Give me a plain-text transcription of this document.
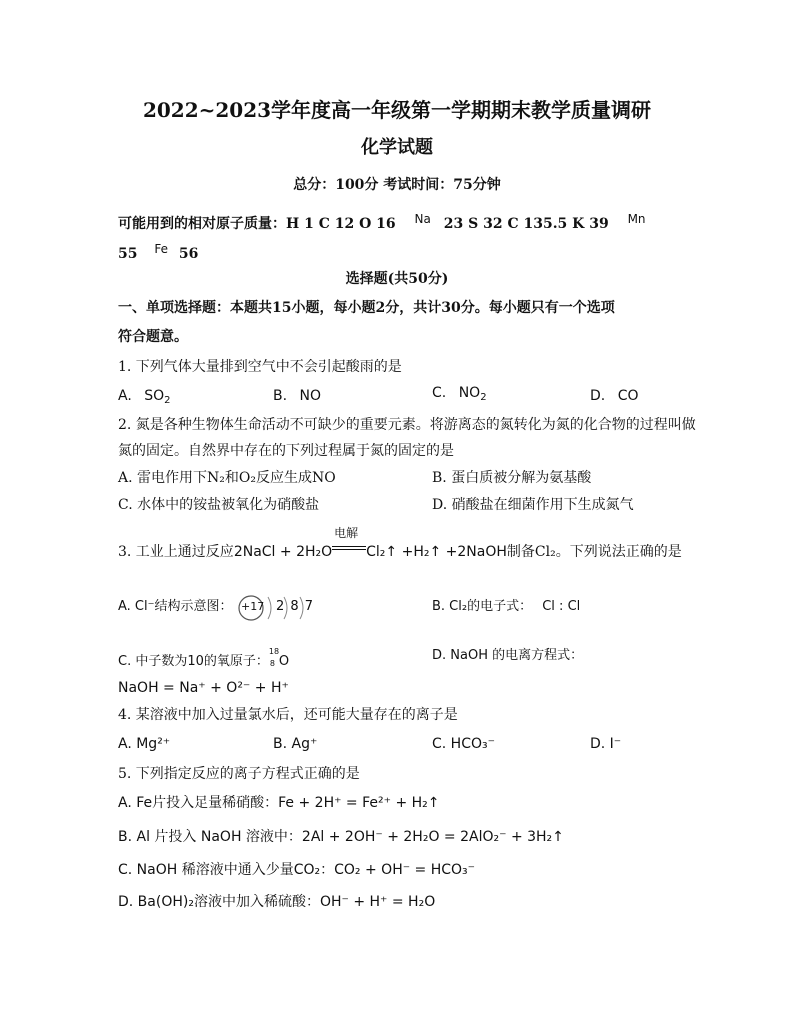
2022~2023学年度高一年级第一学期期末教学质量调研
化学试题
总分：100分 考试时间：75分钟
可能用到的相对原子质量：H 1 C 12 O 16 Na 23 S 32 C 135.5 K 39 Mn
55 Fe 56
选择题(共50分)
一、单项选择题：本题共15小题，每小题2分，共计30分。每小题只有一个选项
符合题意。
1. 下列气体大量排到空气中不会引起酸雨的是
A. $SO_2$	B. NO	C. $NO_2$	D. CO
2. 氮是各种生物体生命活动不可缺少的重要元素。将游离态的氮转化为氮的化合物的过程叫做
氮的固定。自然界中存在的下列过程属于氮的固定的是
A. 雷电作用下N₂和O₂反应生成NO	B. 蛋白质被分解为氨基酸
C. 水体中的铵盐被氧化为硝酸盐	D. 硝酸盐在细菌作用下生成氮气
3. 工业上通过反应2NaCl + 2H₂O
电解
Cl₂↑ +H₂↑ +2NaOH制备Cl₂。下列说法正确的是
A. Cl⁻结构示意图： +17 2 8 7	B. Cl₂的电子式： Cl : Cl
C. 中子数为10的氧原子：
18
8 O	D. NaOH 的电离方程式：
NaOH = Na⁺ + O²⁻ + H⁺
4. 某溶液中加入过量氯水后，还可能大量存在的离子是
A. Mg²⁺	B. Ag⁺	C. HCO₃⁻	D. I⁻
5. 下列指定反应的离子方程式正确的是
A. Fe片投入足量稀硝酸：Fe + 2H⁺ = Fe²⁺ + H₂↑
B. Al 片投入 NaOH 溶液中：2Al + 2OH⁻ + 2H₂O = 2AlO₂⁻ + 3H₂↑
C. NaOH 稀溶液中通入少量CO₂：CO₂ + OH⁻ = HCO₃⁻
D. Ba(OH)₂溶液中加入稀硫酸：OH⁻ + H⁺ = H₂O
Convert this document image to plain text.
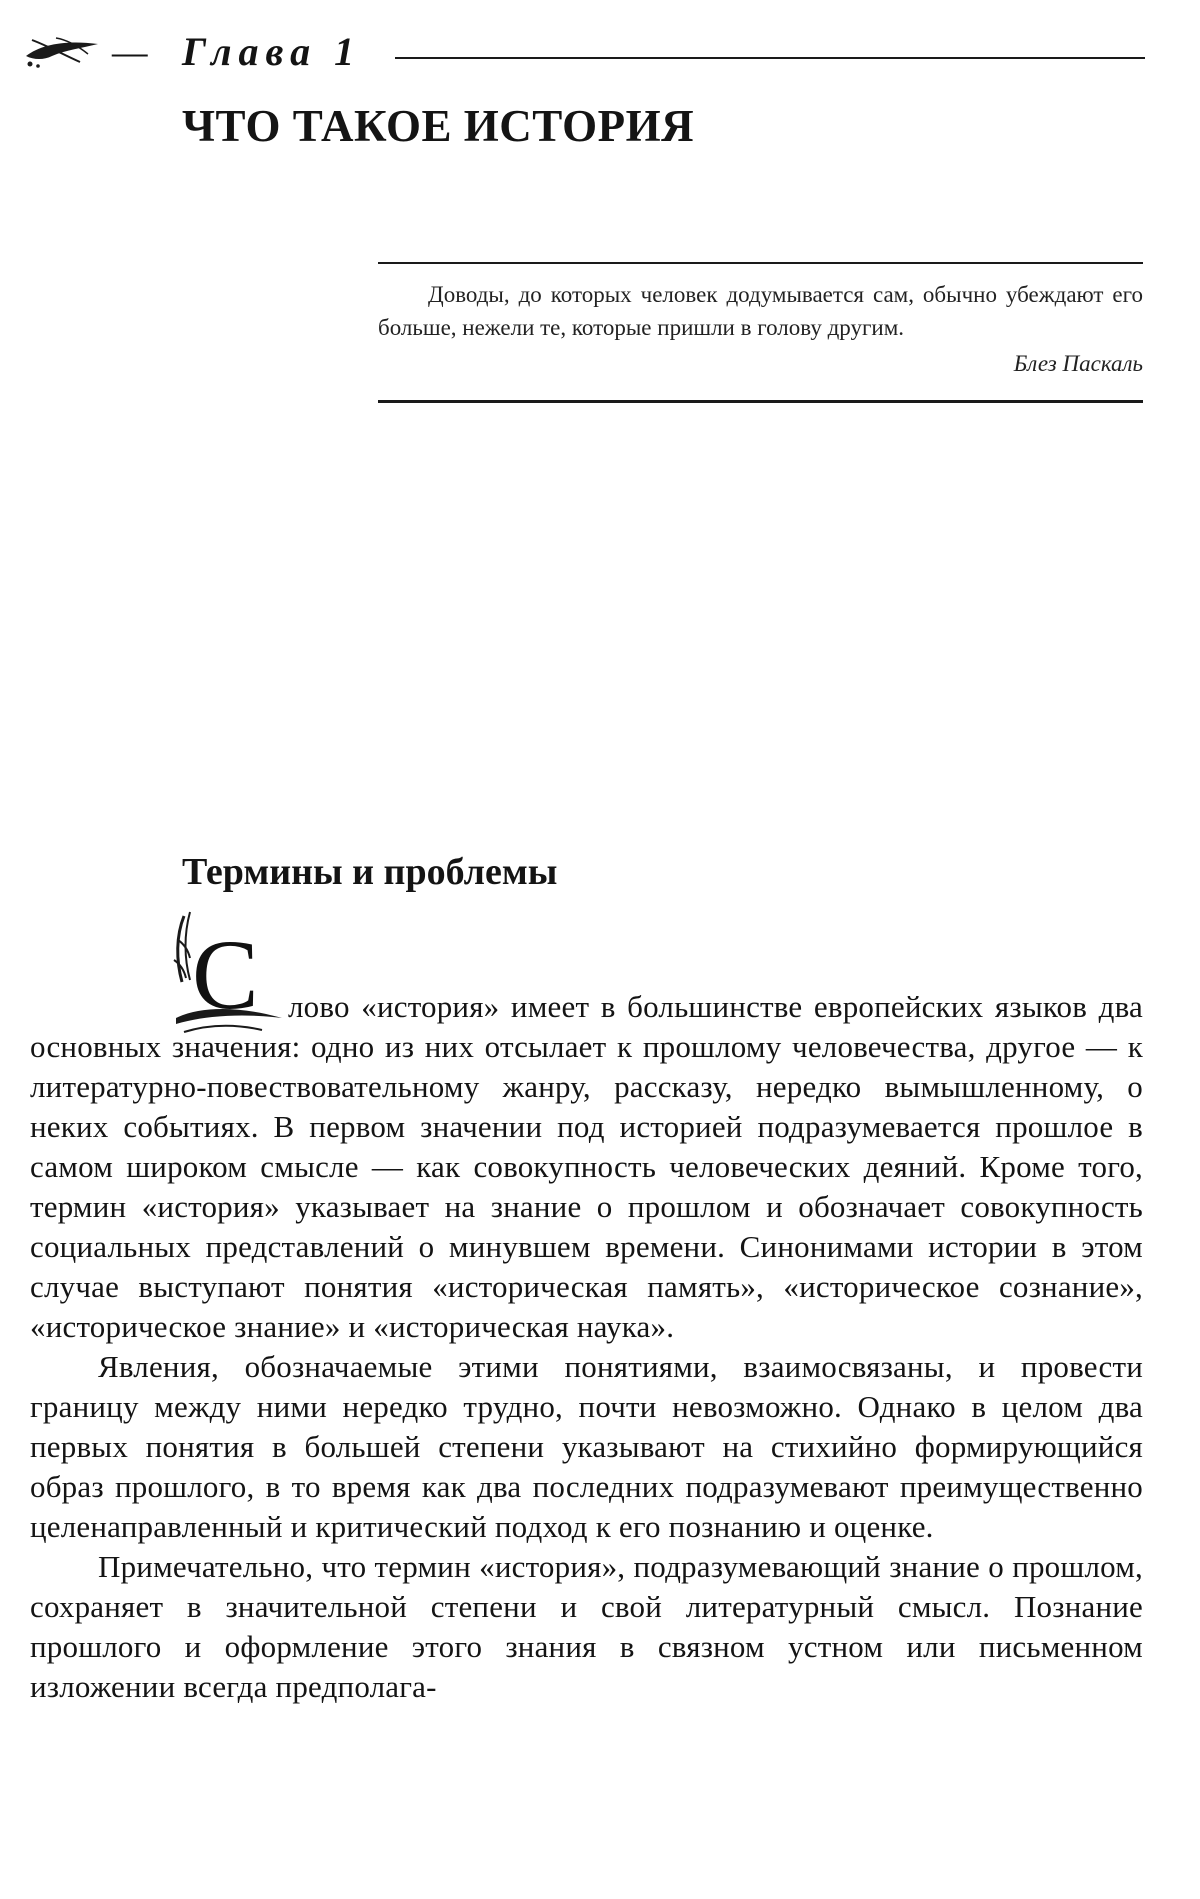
— Глава 1
ЧТО ТАКОЕ ИСТОРИЯ

Доводы, до которых человек додумывается сам, обычно убеждают его больше, нежели те, которые пришли в голову другим.

Блез Паскаль

Термины и проблемы
С лово «история» имеет в большинстве европейских языков два основных значения: одно из них отсылает к прошлому человечества, другое — к литературно-повествовательному жанру, рассказу, нередко вымышленному, о неких событиях. В первом значении под историей подразумевается прошлое в самом широком смысле — как совокупность человеческих деяний. Кроме того, термин «история» указывает на знание о прошлом и обозначает совокупность социальных представлений о минувшем времени. Синонимами истории в этом случае выступают понятия «историческая память», «историческое сознание», «историческое знание» и «историческая наука».

Явления, обозначаемые этими понятиями, взаимосвязаны, и провести границу между ними нередко трудно, почти невозможно. Однако в целом два первых понятия в большей степени указывают на стихийно формирующийся образ прошлого, в то время как два последних подразумевают преимущественно целенаправленный и критический подход к его познанию и оценке.

Примечательно, что термин «история», подразумевающий знание о прошлом, сохраняет в значительной степени и свой литературный смысл. Познание прошлого и оформление этого знания в связном устном или письменном изложении всегда предполага-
__________
Look through the records and gather every line containing "this".

Response to the exercise:
Give me a plain-text transcription of this document.
Convert this document image to plain text.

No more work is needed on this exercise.